(Collected data)
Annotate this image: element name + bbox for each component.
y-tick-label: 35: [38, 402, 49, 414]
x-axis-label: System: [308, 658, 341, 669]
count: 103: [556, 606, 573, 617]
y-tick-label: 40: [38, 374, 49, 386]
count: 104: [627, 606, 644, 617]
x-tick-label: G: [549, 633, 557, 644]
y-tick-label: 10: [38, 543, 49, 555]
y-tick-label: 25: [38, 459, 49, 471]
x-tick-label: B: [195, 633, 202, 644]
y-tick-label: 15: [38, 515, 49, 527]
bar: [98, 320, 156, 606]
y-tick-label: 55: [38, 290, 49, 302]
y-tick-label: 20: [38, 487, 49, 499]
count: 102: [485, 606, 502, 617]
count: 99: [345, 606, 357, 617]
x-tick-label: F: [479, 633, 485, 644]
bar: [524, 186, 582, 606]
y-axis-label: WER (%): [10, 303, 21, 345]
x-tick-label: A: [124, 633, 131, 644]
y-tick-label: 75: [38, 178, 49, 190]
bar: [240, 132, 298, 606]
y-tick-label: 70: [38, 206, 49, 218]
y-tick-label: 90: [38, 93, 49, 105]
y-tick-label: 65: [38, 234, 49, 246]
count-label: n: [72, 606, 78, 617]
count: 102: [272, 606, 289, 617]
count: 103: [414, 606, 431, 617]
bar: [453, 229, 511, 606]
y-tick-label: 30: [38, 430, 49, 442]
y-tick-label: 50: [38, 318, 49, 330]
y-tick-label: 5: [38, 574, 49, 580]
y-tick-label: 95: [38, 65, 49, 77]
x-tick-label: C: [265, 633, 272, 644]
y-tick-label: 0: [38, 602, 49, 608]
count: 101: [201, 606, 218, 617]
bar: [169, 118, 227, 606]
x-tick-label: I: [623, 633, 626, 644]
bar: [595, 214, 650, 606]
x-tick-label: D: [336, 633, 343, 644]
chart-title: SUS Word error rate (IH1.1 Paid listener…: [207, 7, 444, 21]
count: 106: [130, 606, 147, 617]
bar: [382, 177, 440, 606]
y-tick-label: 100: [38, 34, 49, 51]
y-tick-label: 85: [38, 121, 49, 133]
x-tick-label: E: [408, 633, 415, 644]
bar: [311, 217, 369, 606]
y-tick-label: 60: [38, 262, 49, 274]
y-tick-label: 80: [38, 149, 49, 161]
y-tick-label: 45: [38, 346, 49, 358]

● **YOUR GOAL**:
Rewrite the records above, replacing "y-tick-label" with "y-axis-tick" wherever it occurs and keeping everything else the same.

● **SOLUTION TO THE EXERCISE**:
Annotate this image: element name + bbox for each component.
y-axis-tick: 35: [38, 402, 49, 414]
x-axis-label: System: [308, 658, 341, 669]
count: 103: [556, 606, 573, 617]
y-axis-tick: 40: [38, 374, 49, 386]
count: 104: [627, 606, 644, 617]
x-tick-label: G: [549, 633, 557, 644]
y-axis-tick: 10: [38, 543, 49, 555]
y-axis-tick: 25: [38, 459, 49, 471]
x-tick-label: B: [195, 633, 202, 644]
y-axis-tick: 15: [38, 515, 49, 527]
bar: [98, 320, 156, 606]
y-axis-tick: 55: [38, 290, 49, 302]
y-axis-tick: 20: [38, 487, 49, 499]
count: 102: [485, 606, 502, 617]
count: 99: [345, 606, 357, 617]
x-tick-label: F: [479, 633, 485, 644]
bar: [524, 186, 582, 606]
y-axis-label: WER (%): [10, 303, 21, 345]
x-tick-label: A: [124, 633, 131, 644]
y-axis-tick: 75: [38, 178, 49, 190]
bar: [240, 132, 298, 606]
y-axis-tick: 70: [38, 206, 49, 218]
y-axis-tick: 90: [38, 93, 49, 105]
y-axis-tick: 65: [38, 234, 49, 246]
count-label: n: [72, 606, 78, 617]
count: 102: [272, 606, 289, 617]
count: 103: [414, 606, 431, 617]
bar: [453, 229, 511, 606]
y-axis-tick: 30: [38, 430, 49, 442]
y-axis-tick: 50: [38, 318, 49, 330]
y-axis-tick: 5: [38, 574, 49, 580]
y-axis-tick: 95: [38, 65, 49, 77]
x-tick-label: C: [265, 633, 272, 644]
y-axis-tick: 0: [38, 602, 49, 608]
count: 101: [201, 606, 218, 617]
bar: [169, 118, 227, 606]
x-tick-label: I: [623, 633, 626, 644]
bar: [595, 214, 650, 606]
x-tick-label: D: [336, 633, 343, 644]
chart-title: SUS Word error rate (IH1.1 Paid listener…: [207, 7, 444, 21]
count: 106: [130, 606, 147, 617]
bar: [382, 177, 440, 606]
y-axis-tick: 100: [38, 34, 49, 51]
y-axis-tick: 85: [38, 121, 49, 133]
x-tick-label: E: [408, 633, 415, 644]
bar: [311, 217, 369, 606]
y-axis-tick: 60: [38, 262, 49, 274]
y-axis-tick: 80: [38, 149, 49, 161]
y-axis-tick: 45: [38, 346, 49, 358]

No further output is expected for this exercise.